Find the lines in the records below that contain "como", and report each of them.

* Document text records *
####
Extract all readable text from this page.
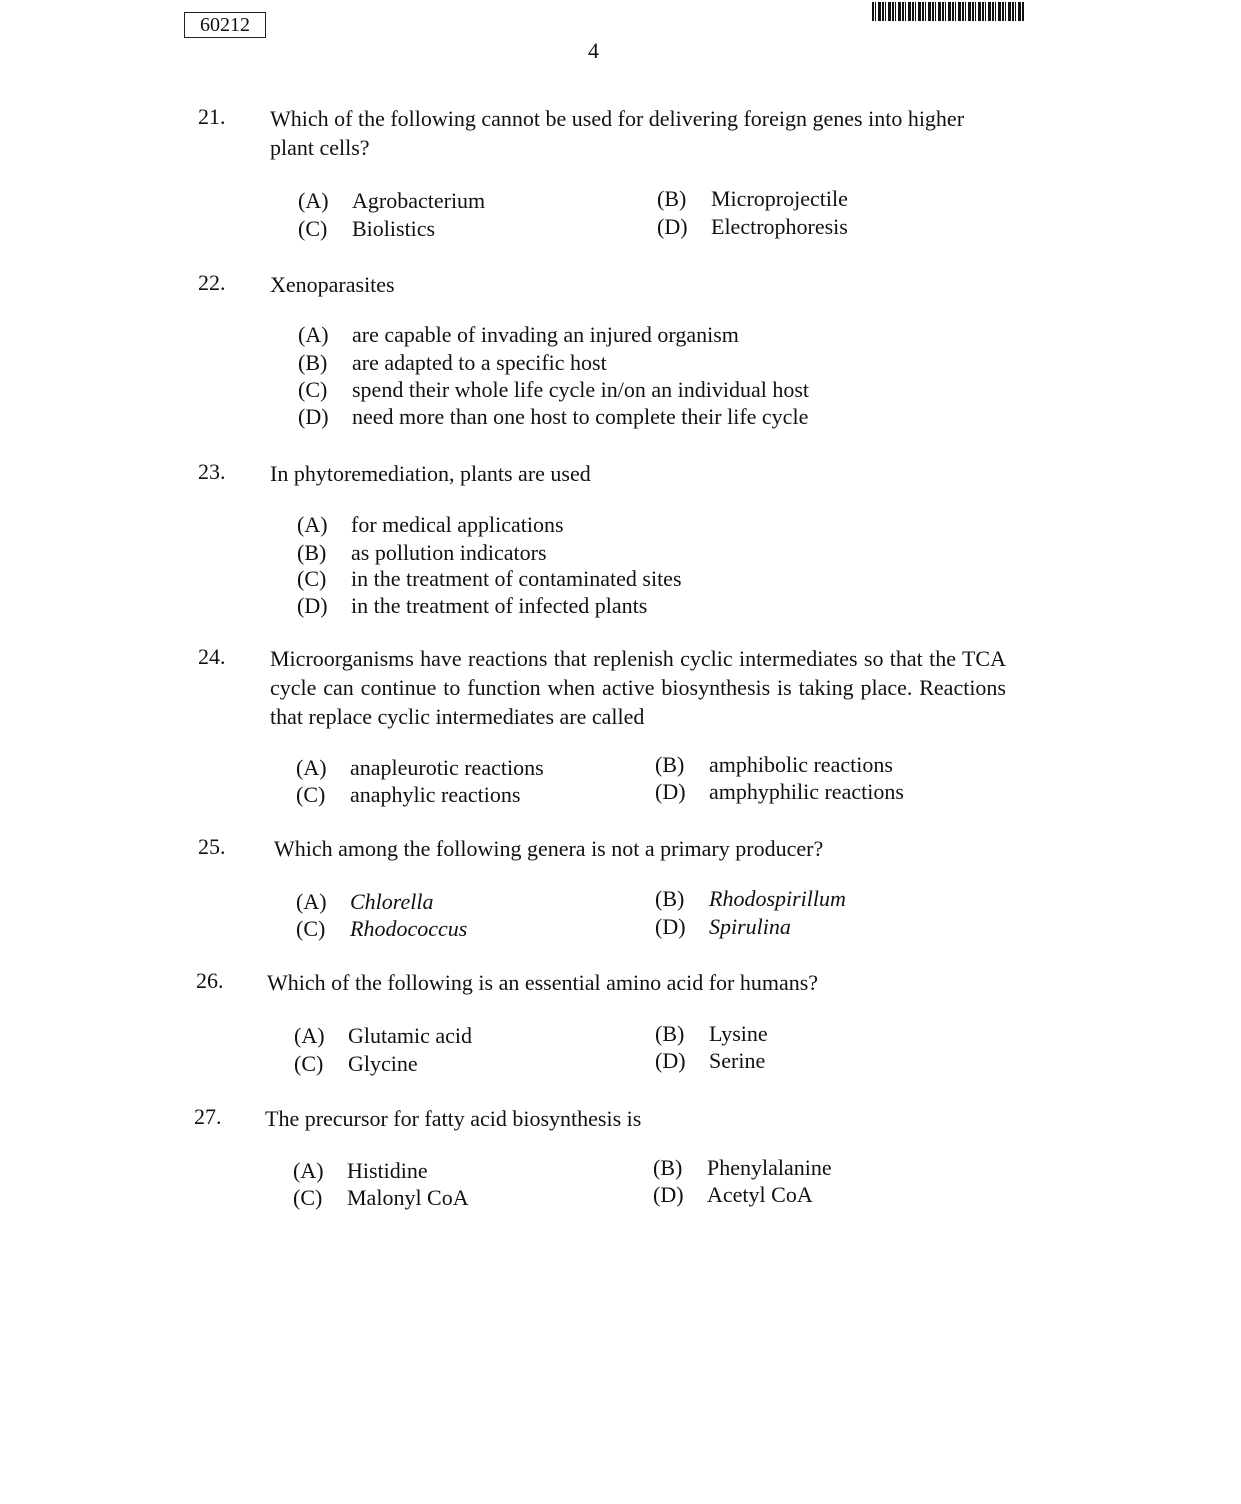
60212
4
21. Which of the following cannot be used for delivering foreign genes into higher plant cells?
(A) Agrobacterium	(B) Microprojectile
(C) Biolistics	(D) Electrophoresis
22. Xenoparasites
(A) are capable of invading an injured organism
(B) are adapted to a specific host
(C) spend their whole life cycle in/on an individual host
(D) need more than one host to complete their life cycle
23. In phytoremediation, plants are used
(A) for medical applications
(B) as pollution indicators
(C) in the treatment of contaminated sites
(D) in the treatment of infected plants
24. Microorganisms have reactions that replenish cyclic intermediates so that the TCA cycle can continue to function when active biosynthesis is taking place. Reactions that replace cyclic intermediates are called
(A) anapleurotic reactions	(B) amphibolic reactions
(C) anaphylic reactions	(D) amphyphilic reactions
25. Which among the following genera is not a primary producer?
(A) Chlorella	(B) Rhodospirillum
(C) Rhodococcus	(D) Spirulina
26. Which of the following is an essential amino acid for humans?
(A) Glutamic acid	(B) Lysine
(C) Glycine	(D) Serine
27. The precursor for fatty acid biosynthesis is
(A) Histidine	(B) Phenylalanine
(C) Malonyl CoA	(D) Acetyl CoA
####
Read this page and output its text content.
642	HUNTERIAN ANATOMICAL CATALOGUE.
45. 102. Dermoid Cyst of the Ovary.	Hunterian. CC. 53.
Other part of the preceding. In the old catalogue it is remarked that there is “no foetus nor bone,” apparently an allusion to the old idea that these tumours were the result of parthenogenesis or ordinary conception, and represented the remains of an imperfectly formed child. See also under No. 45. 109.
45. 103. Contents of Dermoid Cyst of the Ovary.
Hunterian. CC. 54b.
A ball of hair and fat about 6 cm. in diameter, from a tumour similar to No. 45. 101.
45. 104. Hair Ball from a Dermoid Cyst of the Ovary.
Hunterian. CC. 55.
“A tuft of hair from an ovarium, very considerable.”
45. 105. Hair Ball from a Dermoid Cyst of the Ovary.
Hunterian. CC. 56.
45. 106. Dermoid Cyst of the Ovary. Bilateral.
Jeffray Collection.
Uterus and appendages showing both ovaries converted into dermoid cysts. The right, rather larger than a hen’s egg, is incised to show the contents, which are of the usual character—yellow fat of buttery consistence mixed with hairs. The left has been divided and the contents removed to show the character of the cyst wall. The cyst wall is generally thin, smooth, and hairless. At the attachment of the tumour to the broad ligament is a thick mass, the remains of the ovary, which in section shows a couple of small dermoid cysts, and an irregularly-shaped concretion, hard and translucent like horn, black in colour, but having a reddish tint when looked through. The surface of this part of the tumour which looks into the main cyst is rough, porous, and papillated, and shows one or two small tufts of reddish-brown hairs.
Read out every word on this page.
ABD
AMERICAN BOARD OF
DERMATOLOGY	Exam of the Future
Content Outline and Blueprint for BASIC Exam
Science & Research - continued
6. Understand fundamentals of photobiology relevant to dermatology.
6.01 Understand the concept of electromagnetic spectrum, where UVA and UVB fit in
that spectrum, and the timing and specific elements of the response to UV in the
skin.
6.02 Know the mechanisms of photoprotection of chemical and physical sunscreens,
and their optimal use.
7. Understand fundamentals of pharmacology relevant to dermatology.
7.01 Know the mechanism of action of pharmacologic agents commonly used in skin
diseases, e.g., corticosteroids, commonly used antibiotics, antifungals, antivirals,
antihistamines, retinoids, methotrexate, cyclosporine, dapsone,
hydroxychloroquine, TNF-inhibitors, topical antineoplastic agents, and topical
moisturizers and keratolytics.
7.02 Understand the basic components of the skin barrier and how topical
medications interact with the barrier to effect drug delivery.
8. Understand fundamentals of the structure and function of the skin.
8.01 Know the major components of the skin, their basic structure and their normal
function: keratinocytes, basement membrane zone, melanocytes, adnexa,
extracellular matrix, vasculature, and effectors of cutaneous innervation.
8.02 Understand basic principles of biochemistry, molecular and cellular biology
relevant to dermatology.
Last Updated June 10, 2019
####
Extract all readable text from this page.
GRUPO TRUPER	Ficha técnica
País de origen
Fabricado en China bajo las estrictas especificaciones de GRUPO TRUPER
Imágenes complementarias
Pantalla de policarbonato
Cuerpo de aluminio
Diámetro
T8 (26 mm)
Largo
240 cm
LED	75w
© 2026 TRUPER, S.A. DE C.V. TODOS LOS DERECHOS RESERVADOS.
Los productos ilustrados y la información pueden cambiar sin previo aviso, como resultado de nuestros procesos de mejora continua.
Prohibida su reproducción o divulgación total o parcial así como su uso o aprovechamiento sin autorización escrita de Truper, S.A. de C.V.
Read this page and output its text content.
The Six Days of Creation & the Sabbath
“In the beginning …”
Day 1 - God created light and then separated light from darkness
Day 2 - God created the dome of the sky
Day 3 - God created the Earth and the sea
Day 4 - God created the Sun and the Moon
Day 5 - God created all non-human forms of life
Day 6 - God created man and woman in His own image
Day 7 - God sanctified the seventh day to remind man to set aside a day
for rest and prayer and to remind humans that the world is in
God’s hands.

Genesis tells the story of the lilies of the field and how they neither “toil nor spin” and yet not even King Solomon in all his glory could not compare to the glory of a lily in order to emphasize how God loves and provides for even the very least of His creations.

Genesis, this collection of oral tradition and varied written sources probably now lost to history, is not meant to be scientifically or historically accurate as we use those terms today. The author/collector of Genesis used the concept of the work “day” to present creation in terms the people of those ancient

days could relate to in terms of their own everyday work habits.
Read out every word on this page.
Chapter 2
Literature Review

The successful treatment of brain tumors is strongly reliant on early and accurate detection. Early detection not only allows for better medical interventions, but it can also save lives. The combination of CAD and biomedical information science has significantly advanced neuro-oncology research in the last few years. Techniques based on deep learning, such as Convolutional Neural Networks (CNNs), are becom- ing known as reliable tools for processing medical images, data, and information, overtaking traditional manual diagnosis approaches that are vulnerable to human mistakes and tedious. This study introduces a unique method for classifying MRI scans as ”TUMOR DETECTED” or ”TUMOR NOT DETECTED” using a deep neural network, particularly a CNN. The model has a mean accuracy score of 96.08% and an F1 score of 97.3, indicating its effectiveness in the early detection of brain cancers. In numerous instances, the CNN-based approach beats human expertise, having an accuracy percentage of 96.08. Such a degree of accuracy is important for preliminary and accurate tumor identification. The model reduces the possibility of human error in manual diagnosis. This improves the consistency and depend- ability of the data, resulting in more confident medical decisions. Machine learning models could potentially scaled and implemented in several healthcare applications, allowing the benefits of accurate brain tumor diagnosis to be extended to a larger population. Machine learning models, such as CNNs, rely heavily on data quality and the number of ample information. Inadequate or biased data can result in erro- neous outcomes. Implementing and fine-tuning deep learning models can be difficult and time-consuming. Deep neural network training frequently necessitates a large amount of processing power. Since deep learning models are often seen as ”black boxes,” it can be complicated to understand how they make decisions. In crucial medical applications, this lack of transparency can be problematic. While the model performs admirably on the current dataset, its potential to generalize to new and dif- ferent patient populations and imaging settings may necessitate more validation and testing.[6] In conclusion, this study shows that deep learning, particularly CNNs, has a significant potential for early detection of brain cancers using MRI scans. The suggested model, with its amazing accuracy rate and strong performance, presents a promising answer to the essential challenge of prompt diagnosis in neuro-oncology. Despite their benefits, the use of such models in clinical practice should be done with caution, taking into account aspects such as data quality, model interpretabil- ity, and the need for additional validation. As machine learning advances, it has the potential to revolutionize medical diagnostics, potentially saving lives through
####
* Response to the task *
Los productos ilustrados y la información pueden cambiar sin previo aviso, como resultado de nuestros procesos de mejora continua.
Prohibida su reproducción o divulgación total o parcial así como su uso o aprovechamiento sin autorización escrita de Truper, S.A. de C.V.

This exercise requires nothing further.